──────── DATA EXTRACTS ────────

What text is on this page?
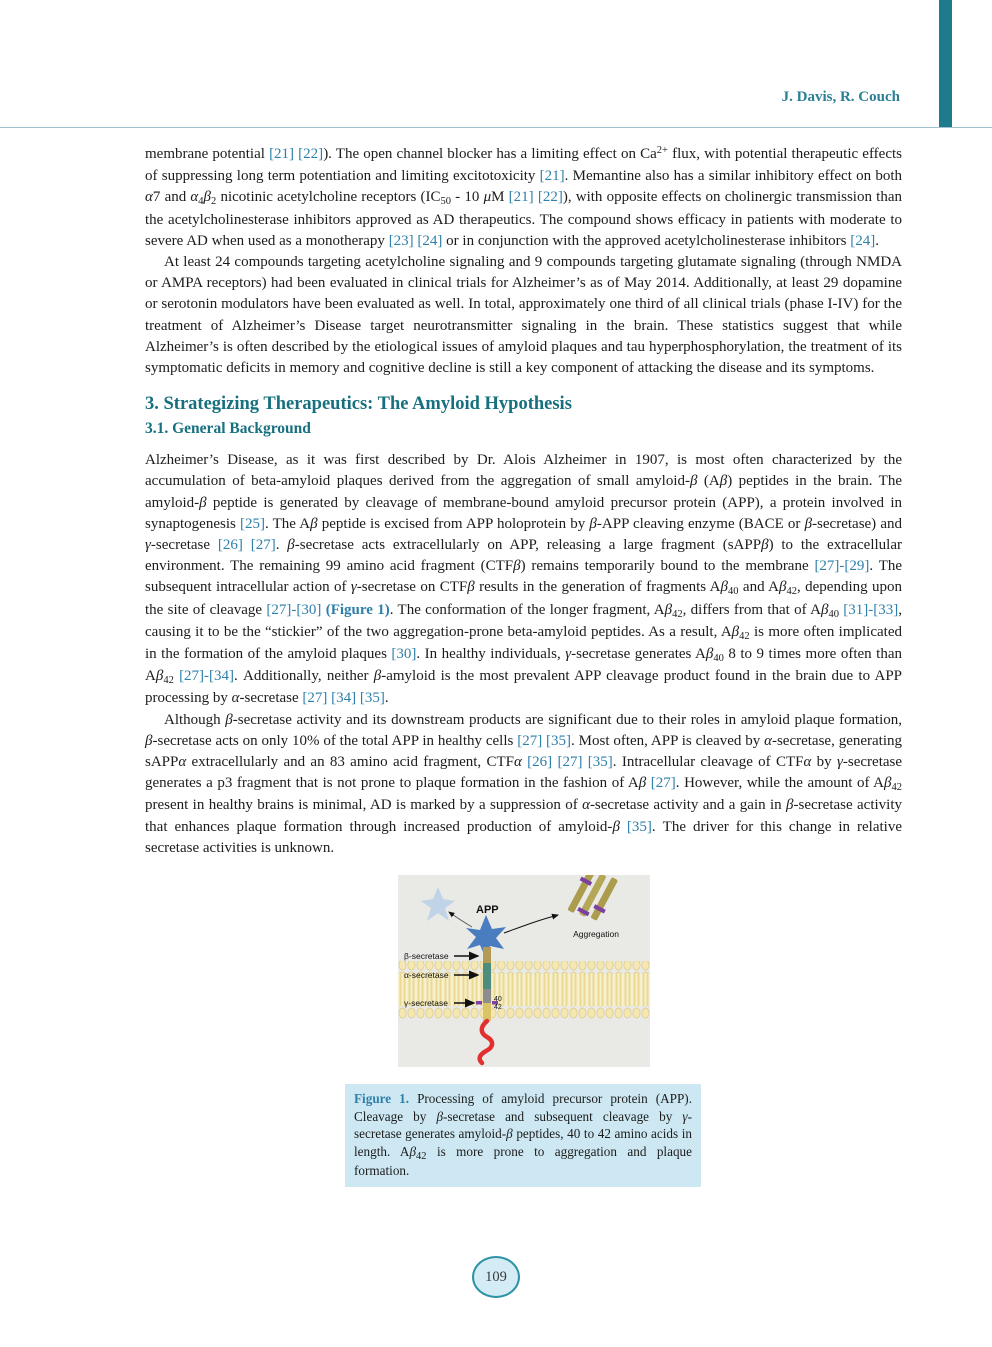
J. Davis, R. Couch

membrane potential [21] [22]). The open channel blocker has a limiting effect on $Ca^{2+}$ flux, with potential therapeutic effects of suppressing long term potentiation and limiting excitotoxicity [21]. Memantine also has a similar inhibitory effect on both α7 and $\alpha_4\beta_2$ nicotinic acetylcholine receptors ($IC_{50} - 10$ μM [21] [22]), with opposite effects on cholinergic transmission than the acetylcholinesterase inhibitors approved as AD therapeutics. The compound shows efficacy in patients with moderate to severe AD when used as a monotherapy [23] [24] or in conjunction with the approved acetylcholinesterase inhibitors [24].

At least 24 compounds targeting acetylcholine signaling and 9 compounds targeting glutamate signaling (through NMDA or AMPA receptors) had been evaluated in clinical trials for Alzheimer’s as of May 2014. Additionally, at least 29 dopamine or serotonin modulators have been evaluated as well. In total, approximately one third of all clinical trials (phase I-IV) for the treatment of Alzheimer’s Disease target neurotransmitter signaling in the brain. These statistics suggest that while Alzheimer’s is often described by the etiological issues of amyloid plaques and tau hyperphosphorylation, the treatment of its symptomatic deficits in memory and cognitive decline is still a key component of attacking the disease and its symptoms.

3. Strategizing Therapeutics: The Amyloid Hypothesis
3.1. General Background

Alzheimer’s Disease, as it was first described by Dr. Alois Alzheimer in 1907, is most often characterized by the accumulation of beta-amyloid plaques derived from the aggregation of small amyloid-β (Aβ) peptides in the brain. The amyloid-β peptide is generated by cleavage of membrane-bound amyloid precursor protein (APP), a protein involved in synaptogenesis [25]. The Aβ peptide is excised from APP holoprotein by β-APP cleaving enzyme (BACE or β-secretase) and γ-secretase [26] [27]. β-secretase acts extracellularly on APP, releasing a large fragment (sAPPβ) to the extracellular environment. The remaining 99 amino acid fragment (CTFβ) remains temporarily bound to the membrane [27]-[29]. The subsequent intracellular action of γ-secretase on CTFβ results in the generation of fragments $A\beta_{40}$ and $A\beta_{42}$, depending upon the site of cleavage [27]-[30] (Figure 1). The conformation of the longer fragment, $A\beta_{42}$, differs from that of $A\beta_{40}$ [31]-[33], causing it to be the “stickier” of the two aggregation-prone beta-amyloid peptides. As a result, $A\beta_{42}$ is more often implicated in the formation of the amyloid plaques [30]. In healthy individuals, γ-secretase generates $A\beta_{40}$ 8 to 9 times more often than $A\beta_{42}$ [27]-[34]. Additionally, neither β-amyloid is the most prevalent APP cleavage product found in the brain due to APP processing by α-secretase [27] [34] [35].

Although β-secretase activity and its downstream products are significant due to their roles in amyloid plaque formation, β-secretase acts on only 10% of the total APP in healthy cells [27] [35]. Most often, APP is cleaved by α-secretase, generating sAPPα extracellularly and an 83 amino acid fragment, CTFα [26] [27] [35]. Intracellular cleavage of CTFα by γ-secretase generates a p3 fragment that is not prone to plaque formation in the fashion of Aβ [27]. However, while the amount of $A\beta_{42}$ present in healthy brains is minimal, AD is marked by a suppression of α-secretase activity and a gain in β-secretase activity that enhances plaque formation through increased production of amyloid-β [35]. The driver for this change in relative secretase activities is unknown.

APP
Aggregation
β-secretase
α-secretase
γ-secretase	40
42
Figure 1. Processing of amyloid precursor protein (APP). Cleavage by β-secretase and subsequent cleavage by γ-secretase generates amyloid-β peptides, 40 to 42 amino acids in length. $A\beta_{42}$ is more prone to aggregation and plaque formation.
109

────────

HOW TO COMPLETE THIS TASK: Based on the entries above, give the number of lines with the string "protein" and no further text.

FINISHED TASK: 2